(Task details):
Drop the pictures from the entries below, then reproduce the rest exactly.

>> start

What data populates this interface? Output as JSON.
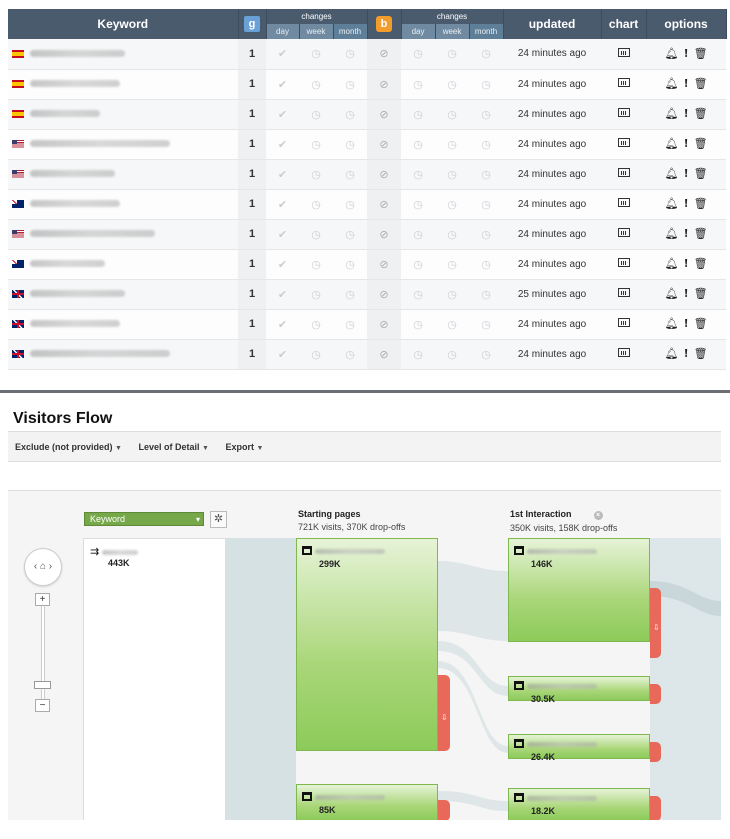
{
  "table": {
    "headers": {
      "keyword": "Keyword",
      "changes": "changes",
      "periods": [
        "day",
        "week",
        "month"
      ],
      "updated": "updated",
      "chart": "chart",
      "options": "options"
    },
    "engines": [
      {
        "name": "google",
        "glyph": "g",
        "color": "#6aa0d8"
      },
      {
        "name": "bing",
        "glyph": "b",
        "color": "#f39c2b"
      }
    ],
    "rows": [
      {
        "flag": "es",
        "keyword_blur_width": 95,
        "position": "1",
        "updated": "24 minutes ago"
      },
      {
        "flag": "es",
        "keyword_blur_width": 90,
        "position": "1",
        "updated": "24 minutes ago"
      },
      {
        "flag": "es",
        "keyword_blur_width": 70,
        "position": "1",
        "updated": "24 minutes ago"
      },
      {
        "flag": "us",
        "keyword_blur_width": 140,
        "position": "1",
        "updated": "24 minutes ago"
      },
      {
        "flag": "us",
        "keyword_blur_width": 85,
        "position": "1",
        "updated": "24 minutes ago"
      },
      {
        "flag": "au",
        "keyword_blur_width": 90,
        "position": "1",
        "updated": "24 minutes ago"
      },
      {
        "flag": "us",
        "keyword_blur_width": 125,
        "position": "1",
        "updated": "24 minutes ago"
      },
      {
        "flag": "au",
        "keyword_blur_width": 75,
        "position": "1",
        "updated": "24 minutes ago"
      },
      {
        "flag": "gb",
        "keyword_blur_width": 95,
        "position": "1",
        "updated": "25 minutes ago"
      },
      {
        "flag": "gb",
        "keyword_blur_width": 90,
        "position": "1",
        "updated": "24 minutes ago"
      },
      {
        "flag": "gb",
        "keyword_blur_width": 140,
        "position": "1",
        "updated": "24 minutes ago"
      }
    ],
    "icons": {
      "check": "check-icon",
      "clock": "clock-icon",
      "eye": "eye-slash-icon",
      "chart": "bar-chart-icon",
      "bell": "bell-icon",
      "alert": "alert-icon",
      "trash": "trash-icon"
    }
  },
  "visitors_flow": {
    "title": "Visitors Flow",
    "toolbar": [
      {
        "label": "Exclude (not provided)"
      },
      {
        "label": "Level of Detail"
      },
      {
        "label": "Export"
      }
    ],
    "dimension_select": "Keyword",
    "source": {
      "value": "443K"
    },
    "columns": [
      {
        "title": "Starting pages",
        "stats": "721K visits, 370K drop-offs"
      },
      {
        "title": "1st Interaction",
        "stats": "350K visits, 158K drop-offs"
      }
    ],
    "starting_nodes": [
      {
        "value": "299K"
      },
      {
        "value": "85K"
      }
    ],
    "interaction_nodes": [
      {
        "value": "146K"
      },
      {
        "value": "30.5K"
      },
      {
        "value": "26.4K"
      },
      {
        "value": "18.2K"
      }
    ],
    "colors": {
      "node": "#8ccb5a",
      "dropoff": "#e8685a",
      "flow_band": "#d3dfe3",
      "dimension": "#76a84a"
    }
  }
}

>> end

(Solution for this task):
What data populates this interface? Output as JSON.
{
  "table": {
    "headers": {
      "keyword": "Keyword",
      "changes": "changes",
      "periods": [
        "day",
        "week",
        "month"
      ],
      "updated": "updated",
      "chart": "chart",
      "options": "options"
    },
    "engines": [
      {
        "name": "google",
        "glyph": "g",
        "color": "#6aa0d8"
      },
      {
        "name": "bing",
        "glyph": "b",
        "color": "#f39c2b"
      }
    ],
    "rows": [
      {
        "flag": "es",
        "keyword_blur_width": 95,
        "position": "1",
        "updated": "24 minutes ago"
      },
      {
        "flag": "es",
        "keyword_blur_width": 90,
        "position": "1",
        "updated": "24 minutes ago"
      },
      {
        "flag": "es",
        "keyword_blur_width": 70,
        "position": "1",
        "updated": "24 minutes ago"
      },
      {
        "flag": "us",
        "keyword_blur_width": 140,
        "position": "1",
        "updated": "24 minutes ago"
      },
      {
        "flag": "us",
        "keyword_blur_width": 85,
        "position": "1",
        "updated": "24 minutes ago"
      },
      {
        "flag": "au",
        "keyword_blur_width": 90,
        "position": "1",
        "updated": "24 minutes ago"
      },
      {
        "flag": "us",
        "keyword_blur_width": 125,
        "position": "1",
        "updated": "24 minutes ago"
      },
      {
        "flag": "au",
        "keyword_blur_width": 75,
        "position": "1",
        "updated": "24 minutes ago"
      },
      {
        "flag": "gb",
        "keyword_blur_width": 95,
        "position": "1",
        "updated": "25 minutes ago"
      },
      {
        "flag": "gb",
        "keyword_blur_width": 90,
        "position": "1",
        "updated": "24 minutes ago"
      },
      {
        "flag": "gb",
        "keyword_blur_width": 140,
        "position": "1",
        "updated": "24 minutes ago"
      }
    ],
    "icons": {
      "check": "check-icon",
      "clock": "clock-icon",
      "eye": "eye-slash-icon",
      "chart": "bar-chart-icon",
      "bell": "bell-icon",
      "alert": "alert-icon",
      "trash": "trash-icon"
    }
  },
  "visitors_flow": {
    "title": "Visitors Flow",
    "toolbar": [
      {
        "label": "Exclude (not provided)"
      },
      {
        "label": "Level of Detail"
      },
      {
        "label": "Export"
      }
    ],
    "dimension_select": "Keyword",
    "source": {
      "value": "443K"
    },
    "columns": [
      {
        "title": "Starting pages",
        "stats": "721K visits, 370K drop-offs"
      },
      {
        "title": "1st Interaction",
        "stats": "350K visits, 158K drop-offs"
      }
    ],
    "starting_nodes": [
      {
        "value": "299K"
      },
      {
        "value": "85K"
      }
    ],
    "interaction_nodes": [
      {
        "value": "146K"
      },
      {
        "value": "30.5K"
      },
      {
        "value": "26.4K"
      },
      {
        "value": "18.2K"
      }
    ],
    "colors": {
      "node": "#8ccb5a",
      "dropoff": "#e8685a",
      "flow_band": "#d3dfe3",
      "dimension": "#76a84a"
    }
  }
}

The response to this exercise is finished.